Written instruction: Wherever the string "Lundbeck" appears, copy the whole line.

Extracted data:
════════════════
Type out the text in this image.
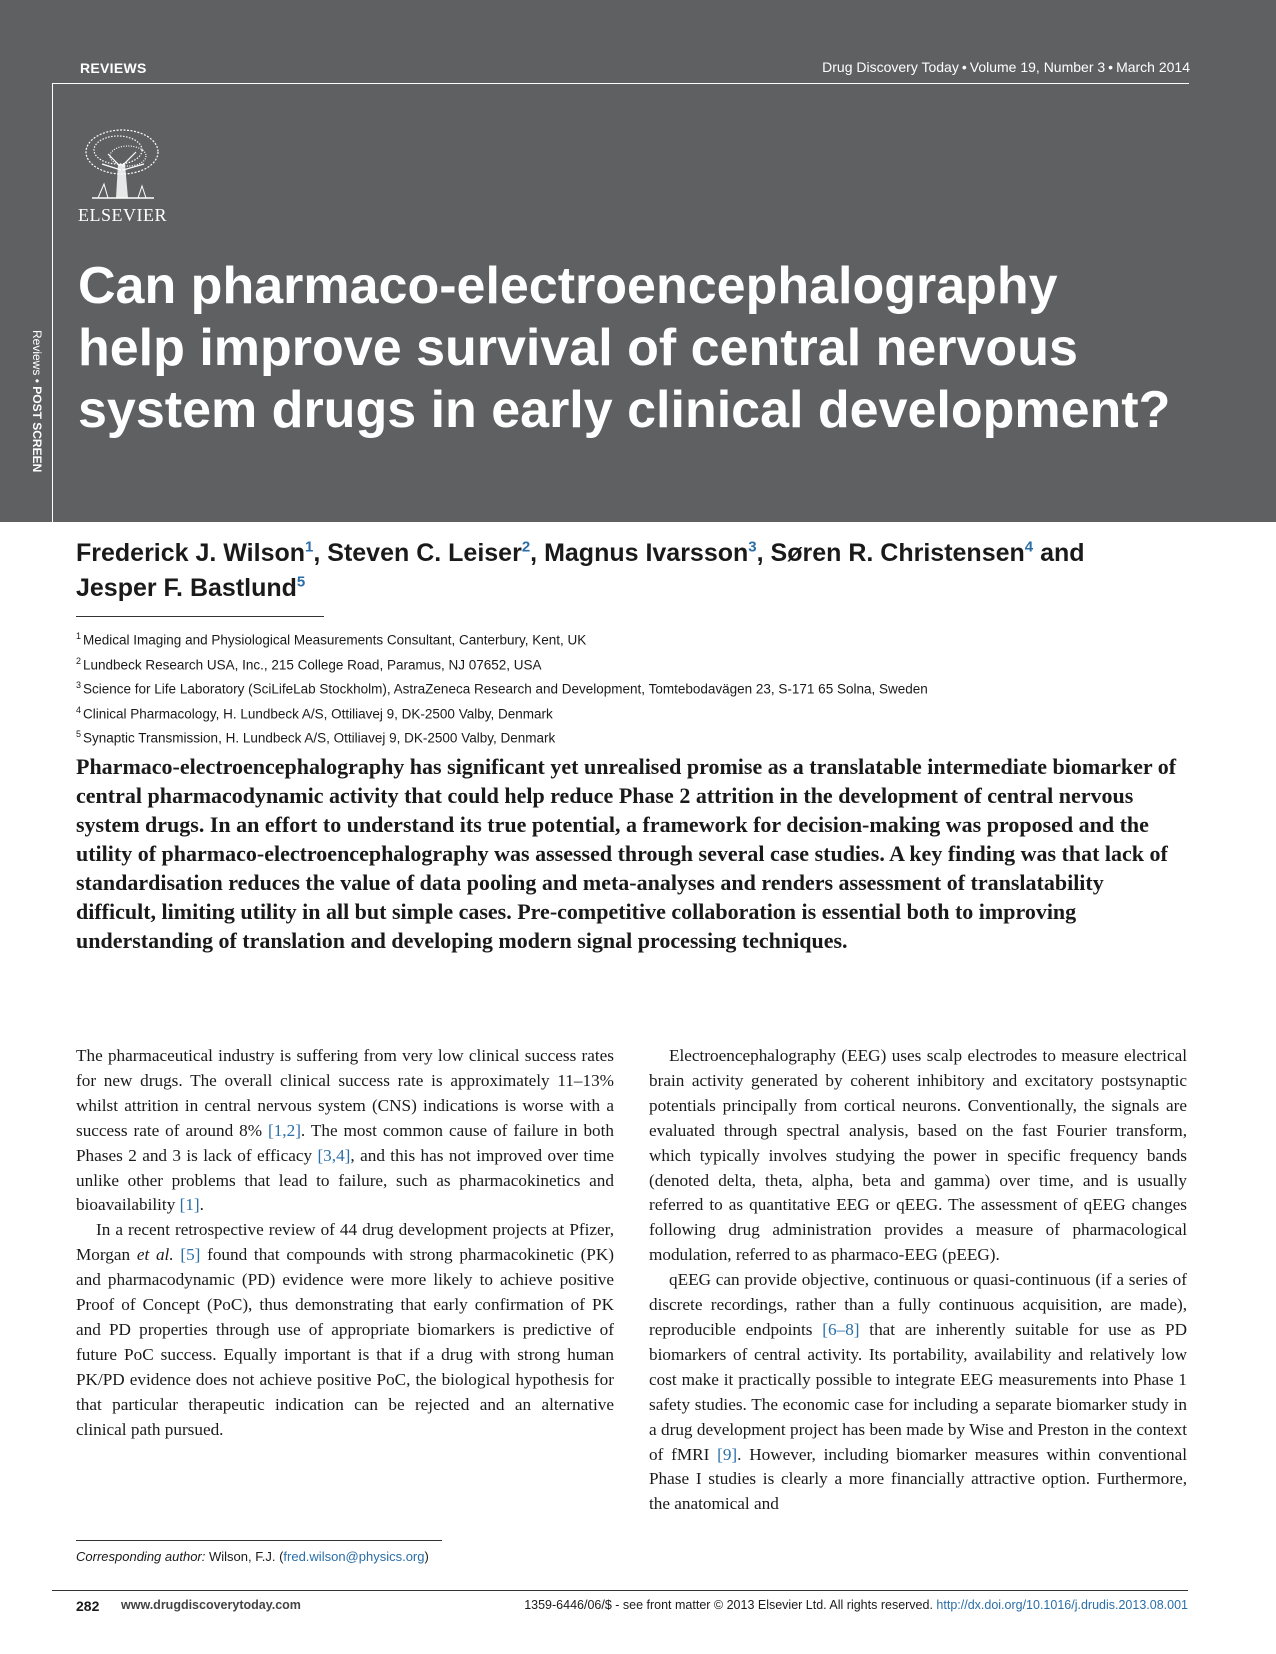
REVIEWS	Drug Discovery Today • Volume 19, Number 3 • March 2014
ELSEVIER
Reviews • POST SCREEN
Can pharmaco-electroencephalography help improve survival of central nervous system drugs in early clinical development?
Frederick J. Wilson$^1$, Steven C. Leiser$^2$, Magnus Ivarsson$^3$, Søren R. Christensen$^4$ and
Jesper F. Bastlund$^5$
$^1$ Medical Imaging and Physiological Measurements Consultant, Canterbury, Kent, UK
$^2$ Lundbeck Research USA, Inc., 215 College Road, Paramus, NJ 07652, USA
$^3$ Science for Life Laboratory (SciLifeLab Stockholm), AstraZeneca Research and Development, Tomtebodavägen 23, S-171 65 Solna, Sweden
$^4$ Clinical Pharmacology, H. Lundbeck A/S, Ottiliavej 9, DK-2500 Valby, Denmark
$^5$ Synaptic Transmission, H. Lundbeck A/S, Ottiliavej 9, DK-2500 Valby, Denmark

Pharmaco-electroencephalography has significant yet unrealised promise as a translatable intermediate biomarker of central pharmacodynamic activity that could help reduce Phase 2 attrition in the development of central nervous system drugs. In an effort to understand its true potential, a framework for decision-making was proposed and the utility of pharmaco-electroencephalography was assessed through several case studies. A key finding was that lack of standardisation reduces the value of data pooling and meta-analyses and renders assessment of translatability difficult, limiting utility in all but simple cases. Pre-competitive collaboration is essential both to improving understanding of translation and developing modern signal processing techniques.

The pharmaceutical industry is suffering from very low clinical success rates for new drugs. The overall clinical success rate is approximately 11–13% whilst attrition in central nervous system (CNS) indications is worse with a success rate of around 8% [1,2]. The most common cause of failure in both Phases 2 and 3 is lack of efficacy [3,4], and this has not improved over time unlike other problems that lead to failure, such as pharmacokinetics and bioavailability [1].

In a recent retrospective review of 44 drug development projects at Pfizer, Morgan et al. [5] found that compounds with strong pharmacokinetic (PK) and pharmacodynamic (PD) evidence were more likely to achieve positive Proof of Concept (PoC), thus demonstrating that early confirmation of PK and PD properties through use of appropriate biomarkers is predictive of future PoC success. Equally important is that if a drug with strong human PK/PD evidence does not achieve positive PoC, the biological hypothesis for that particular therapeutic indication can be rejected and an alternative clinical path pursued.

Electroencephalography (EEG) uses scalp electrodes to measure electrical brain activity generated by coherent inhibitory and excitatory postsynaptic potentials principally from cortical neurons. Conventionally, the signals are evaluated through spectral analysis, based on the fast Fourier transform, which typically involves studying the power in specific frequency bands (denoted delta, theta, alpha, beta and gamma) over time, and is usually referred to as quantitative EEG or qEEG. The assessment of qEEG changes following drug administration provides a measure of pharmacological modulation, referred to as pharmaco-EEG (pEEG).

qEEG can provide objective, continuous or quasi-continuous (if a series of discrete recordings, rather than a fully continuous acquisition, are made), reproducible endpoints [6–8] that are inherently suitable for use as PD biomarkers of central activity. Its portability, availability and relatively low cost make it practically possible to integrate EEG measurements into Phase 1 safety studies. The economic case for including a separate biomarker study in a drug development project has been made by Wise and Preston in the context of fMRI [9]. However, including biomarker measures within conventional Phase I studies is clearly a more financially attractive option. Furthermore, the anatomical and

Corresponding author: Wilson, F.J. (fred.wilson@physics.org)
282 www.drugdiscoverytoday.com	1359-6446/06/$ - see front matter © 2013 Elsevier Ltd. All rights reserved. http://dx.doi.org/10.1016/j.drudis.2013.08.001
════════════════
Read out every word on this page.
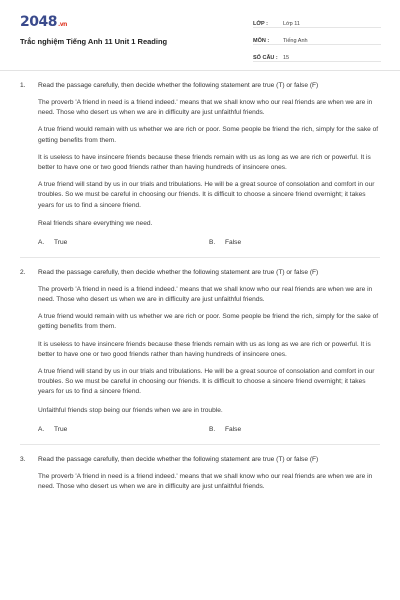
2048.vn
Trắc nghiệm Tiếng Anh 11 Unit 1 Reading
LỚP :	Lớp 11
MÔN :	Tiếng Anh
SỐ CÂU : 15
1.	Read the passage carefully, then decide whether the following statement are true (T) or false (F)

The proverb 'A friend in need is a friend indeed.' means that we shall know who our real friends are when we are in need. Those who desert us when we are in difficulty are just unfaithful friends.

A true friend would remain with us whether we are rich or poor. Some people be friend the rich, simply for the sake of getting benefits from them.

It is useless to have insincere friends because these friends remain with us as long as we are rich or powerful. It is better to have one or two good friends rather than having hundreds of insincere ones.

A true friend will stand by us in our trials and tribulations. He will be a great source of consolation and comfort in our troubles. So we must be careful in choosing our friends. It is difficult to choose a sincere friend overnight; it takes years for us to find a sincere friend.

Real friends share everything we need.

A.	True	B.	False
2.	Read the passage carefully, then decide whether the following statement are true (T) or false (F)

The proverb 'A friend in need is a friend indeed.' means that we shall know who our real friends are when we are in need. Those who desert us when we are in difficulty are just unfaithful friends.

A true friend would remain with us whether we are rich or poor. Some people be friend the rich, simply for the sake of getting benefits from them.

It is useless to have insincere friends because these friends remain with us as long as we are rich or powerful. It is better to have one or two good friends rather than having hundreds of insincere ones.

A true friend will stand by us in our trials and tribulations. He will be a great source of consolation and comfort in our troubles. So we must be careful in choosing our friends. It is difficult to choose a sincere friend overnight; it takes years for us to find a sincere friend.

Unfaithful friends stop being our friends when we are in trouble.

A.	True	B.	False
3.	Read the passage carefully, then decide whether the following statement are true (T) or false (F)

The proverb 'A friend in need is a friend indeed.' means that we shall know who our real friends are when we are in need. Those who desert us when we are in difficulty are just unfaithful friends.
════════════════
Result of the task:
$^2$ Lundbeck Research USA, Inc., 215 College Road, Paramus, NJ 07652, USA
$^4$ Clinical Pharmacology, H. Lundbeck A/S, Ottiliavej 9, DK-2500 Valby, Denmark
$^5$ Synaptic Transmission, H. Lundbeck A/S, Ottiliavej 9, DK-2500 Valby, Denmark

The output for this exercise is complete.